= Stored items from a collection =
===
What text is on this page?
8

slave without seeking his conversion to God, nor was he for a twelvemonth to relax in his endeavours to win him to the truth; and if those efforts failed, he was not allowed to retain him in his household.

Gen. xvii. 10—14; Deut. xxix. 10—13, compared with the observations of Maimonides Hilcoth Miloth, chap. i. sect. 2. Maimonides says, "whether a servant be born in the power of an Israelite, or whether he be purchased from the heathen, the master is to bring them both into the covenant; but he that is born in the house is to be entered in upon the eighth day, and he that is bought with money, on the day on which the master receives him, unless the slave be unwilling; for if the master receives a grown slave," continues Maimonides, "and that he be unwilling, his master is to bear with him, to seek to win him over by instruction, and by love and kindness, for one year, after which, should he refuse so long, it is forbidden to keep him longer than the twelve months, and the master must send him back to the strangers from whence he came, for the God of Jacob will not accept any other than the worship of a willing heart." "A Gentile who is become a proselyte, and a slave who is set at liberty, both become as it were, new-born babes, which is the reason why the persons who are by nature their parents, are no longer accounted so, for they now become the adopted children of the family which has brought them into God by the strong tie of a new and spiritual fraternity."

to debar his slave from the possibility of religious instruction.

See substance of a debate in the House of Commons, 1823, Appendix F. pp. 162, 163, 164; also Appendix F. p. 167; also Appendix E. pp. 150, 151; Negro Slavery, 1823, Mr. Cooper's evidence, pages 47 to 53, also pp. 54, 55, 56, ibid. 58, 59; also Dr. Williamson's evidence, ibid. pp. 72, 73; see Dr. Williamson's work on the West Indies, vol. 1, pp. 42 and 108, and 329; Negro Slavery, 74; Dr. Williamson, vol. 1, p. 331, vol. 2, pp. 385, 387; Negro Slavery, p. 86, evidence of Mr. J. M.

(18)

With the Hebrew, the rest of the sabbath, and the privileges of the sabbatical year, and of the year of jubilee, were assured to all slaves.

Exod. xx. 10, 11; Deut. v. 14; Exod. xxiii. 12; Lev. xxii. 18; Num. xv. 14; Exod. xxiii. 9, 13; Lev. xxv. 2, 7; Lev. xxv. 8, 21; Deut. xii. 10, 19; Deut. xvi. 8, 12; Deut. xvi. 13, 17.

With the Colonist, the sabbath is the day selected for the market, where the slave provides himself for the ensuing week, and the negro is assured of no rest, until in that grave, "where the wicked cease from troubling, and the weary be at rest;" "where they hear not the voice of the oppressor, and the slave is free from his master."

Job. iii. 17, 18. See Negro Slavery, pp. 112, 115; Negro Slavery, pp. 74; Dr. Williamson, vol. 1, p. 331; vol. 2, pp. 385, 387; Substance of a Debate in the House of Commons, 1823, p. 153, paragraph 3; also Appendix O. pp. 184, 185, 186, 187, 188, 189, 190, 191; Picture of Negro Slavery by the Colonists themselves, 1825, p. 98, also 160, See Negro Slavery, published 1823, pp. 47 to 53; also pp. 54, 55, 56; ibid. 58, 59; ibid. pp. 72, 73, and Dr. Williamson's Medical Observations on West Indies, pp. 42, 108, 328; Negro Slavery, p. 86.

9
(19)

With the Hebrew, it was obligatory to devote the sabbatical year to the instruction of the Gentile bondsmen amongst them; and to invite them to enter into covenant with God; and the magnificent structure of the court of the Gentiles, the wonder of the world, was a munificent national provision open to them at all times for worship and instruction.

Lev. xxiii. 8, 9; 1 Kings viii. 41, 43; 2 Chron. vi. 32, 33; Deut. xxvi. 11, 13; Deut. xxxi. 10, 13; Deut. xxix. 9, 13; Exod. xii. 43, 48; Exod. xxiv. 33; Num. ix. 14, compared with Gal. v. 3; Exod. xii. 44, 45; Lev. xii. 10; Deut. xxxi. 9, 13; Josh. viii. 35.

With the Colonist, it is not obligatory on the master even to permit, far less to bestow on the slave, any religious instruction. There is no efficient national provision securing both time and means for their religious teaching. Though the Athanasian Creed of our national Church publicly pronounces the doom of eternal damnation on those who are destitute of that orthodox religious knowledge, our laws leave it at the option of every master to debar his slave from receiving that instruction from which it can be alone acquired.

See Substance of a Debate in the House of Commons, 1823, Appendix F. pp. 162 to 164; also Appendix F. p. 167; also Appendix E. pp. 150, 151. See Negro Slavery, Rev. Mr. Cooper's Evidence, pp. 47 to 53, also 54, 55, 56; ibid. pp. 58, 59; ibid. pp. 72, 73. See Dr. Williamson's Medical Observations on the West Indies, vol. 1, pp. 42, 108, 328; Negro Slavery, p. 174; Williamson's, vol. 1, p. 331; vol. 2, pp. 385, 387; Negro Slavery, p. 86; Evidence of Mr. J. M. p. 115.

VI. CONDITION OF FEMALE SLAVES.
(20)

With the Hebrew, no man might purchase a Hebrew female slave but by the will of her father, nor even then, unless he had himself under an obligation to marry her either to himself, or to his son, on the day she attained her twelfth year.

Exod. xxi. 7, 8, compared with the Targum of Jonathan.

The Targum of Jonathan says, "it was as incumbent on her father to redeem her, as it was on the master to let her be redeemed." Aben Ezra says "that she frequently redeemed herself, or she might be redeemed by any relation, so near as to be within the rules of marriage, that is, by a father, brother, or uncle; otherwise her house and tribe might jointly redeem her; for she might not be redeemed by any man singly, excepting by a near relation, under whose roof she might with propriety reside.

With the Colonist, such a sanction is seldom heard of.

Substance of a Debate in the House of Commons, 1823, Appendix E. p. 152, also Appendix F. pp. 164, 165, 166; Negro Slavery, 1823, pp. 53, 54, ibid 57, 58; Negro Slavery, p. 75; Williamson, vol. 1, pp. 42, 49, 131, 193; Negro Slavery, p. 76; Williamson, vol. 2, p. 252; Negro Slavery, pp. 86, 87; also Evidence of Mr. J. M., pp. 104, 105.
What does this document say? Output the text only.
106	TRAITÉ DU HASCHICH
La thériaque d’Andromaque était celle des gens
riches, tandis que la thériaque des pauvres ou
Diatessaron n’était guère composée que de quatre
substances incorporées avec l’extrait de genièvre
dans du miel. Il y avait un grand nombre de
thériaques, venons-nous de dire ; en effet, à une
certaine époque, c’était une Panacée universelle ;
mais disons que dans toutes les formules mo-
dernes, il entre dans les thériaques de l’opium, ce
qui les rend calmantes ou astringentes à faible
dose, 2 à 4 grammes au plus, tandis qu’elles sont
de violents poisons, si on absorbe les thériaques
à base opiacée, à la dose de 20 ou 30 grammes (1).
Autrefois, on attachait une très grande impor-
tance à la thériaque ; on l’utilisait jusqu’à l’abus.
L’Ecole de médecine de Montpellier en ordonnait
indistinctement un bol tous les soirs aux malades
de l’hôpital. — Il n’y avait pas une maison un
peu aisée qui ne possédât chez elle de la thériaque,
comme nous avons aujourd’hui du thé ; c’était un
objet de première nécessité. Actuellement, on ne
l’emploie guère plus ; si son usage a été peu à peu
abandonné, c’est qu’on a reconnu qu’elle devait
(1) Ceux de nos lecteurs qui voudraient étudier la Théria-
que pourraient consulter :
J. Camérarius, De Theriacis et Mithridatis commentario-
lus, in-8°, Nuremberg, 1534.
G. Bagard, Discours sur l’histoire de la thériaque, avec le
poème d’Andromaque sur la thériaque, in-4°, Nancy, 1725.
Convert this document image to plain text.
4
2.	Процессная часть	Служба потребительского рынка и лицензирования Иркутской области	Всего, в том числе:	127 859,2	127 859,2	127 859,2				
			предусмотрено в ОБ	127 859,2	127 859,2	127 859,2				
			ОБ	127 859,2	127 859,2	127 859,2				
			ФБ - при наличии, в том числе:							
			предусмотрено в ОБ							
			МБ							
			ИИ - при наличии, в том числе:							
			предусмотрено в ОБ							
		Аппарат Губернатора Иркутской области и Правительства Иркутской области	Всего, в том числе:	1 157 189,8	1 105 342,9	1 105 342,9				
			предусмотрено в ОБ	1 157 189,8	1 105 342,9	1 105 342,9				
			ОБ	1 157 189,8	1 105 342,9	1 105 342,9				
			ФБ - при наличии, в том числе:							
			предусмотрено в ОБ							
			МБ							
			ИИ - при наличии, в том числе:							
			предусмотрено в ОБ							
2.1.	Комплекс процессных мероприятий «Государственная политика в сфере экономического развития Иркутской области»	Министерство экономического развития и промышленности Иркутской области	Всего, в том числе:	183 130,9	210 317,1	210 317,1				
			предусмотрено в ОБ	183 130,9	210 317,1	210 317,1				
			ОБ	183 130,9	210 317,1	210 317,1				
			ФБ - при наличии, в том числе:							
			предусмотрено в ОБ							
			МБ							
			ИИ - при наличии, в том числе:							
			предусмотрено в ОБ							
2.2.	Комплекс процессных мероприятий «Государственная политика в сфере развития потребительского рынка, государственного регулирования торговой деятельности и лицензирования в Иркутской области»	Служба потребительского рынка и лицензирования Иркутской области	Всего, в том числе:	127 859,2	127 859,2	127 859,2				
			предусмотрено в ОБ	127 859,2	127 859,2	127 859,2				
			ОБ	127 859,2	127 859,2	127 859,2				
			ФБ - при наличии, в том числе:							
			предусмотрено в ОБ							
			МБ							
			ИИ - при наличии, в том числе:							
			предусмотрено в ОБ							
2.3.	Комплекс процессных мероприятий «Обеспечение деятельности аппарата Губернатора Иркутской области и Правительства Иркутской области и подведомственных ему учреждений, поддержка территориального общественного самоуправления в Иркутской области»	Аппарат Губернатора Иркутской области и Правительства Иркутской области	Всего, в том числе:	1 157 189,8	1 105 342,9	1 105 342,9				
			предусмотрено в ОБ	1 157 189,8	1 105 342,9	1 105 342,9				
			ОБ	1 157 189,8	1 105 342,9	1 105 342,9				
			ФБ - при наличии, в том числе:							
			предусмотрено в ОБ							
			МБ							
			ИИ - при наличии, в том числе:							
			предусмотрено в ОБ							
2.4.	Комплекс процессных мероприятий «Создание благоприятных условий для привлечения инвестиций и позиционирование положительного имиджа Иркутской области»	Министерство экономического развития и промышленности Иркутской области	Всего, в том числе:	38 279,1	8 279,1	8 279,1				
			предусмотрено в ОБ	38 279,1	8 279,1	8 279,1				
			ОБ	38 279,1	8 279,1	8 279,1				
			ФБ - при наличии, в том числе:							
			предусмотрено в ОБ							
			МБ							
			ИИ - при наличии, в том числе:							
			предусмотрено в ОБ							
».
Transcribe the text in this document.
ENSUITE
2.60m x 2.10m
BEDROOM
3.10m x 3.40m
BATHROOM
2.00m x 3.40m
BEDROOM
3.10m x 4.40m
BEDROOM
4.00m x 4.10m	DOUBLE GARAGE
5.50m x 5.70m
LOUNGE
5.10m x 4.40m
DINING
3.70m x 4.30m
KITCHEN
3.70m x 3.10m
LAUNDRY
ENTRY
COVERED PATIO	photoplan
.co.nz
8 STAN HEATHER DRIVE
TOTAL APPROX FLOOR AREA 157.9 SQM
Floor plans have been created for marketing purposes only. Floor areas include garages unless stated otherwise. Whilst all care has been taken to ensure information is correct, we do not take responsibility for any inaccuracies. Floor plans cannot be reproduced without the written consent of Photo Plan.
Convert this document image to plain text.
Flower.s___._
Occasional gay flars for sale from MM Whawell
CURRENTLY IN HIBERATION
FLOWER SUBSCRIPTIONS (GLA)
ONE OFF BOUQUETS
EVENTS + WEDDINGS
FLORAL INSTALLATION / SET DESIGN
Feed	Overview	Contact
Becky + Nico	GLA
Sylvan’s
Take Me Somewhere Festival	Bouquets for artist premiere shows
===
= Problem to work on =
Copy all lines of the listing above that contain the string "compared".

= Result below =
Gen. xvii. 10—14; Deut. xxix. 10—13, compared with the observations of Maimonides Hilcoth Miloth, chap. i. sect. 2. Maimonides says, "whether a servant be born in the power of an Israelite, or whether he be purchased from the heathen, the master is to bring them both into the covenant; but he that is born in the house is to be entered in upon the eighth day, and he that is bought with money, on the day on which the master receives him, unless the slave be unwilling; for if the master receives a grown slave," continues Maimonides, "and that he be unwilling, his master is to bear with him, to seek to win him over by instruction, and by love and kindness, for one year, after which, should he refuse so long, it is forbidden to keep him longer than the twelve months, and the master must send him back to the strangers from whence he came, for the God of Jacob will not accept any other than the worship of a willing heart." "A Gentile who is become a proselyte, and a slave who is set at liberty, both become as it were, new-born babes, which is the reason why the persons who are by nature their parents, are no longer accounted so, for they now become the adopted children of the family which has brought them into God by the strong tie of a new and spiritual fraternity."
Lev. xxiii. 8, 9; 1 Kings viii. 41, 43; 2 Chron. vi. 32, 33; Deut. xxvi. 11, 13; Deut. xxxi. 10, 13; Deut. xxix. 9, 13; Exod. xii. 43, 48; Exod. xxiv. 33; Num. ix. 14, compared with Gal. v. 3; Exod. xii. 44, 45; Lev. xii. 10; Deut. xxxi. 9, 13; Josh. viii. 35.
Exod. xxi. 7, 8, compared with the Targum of Jonathan.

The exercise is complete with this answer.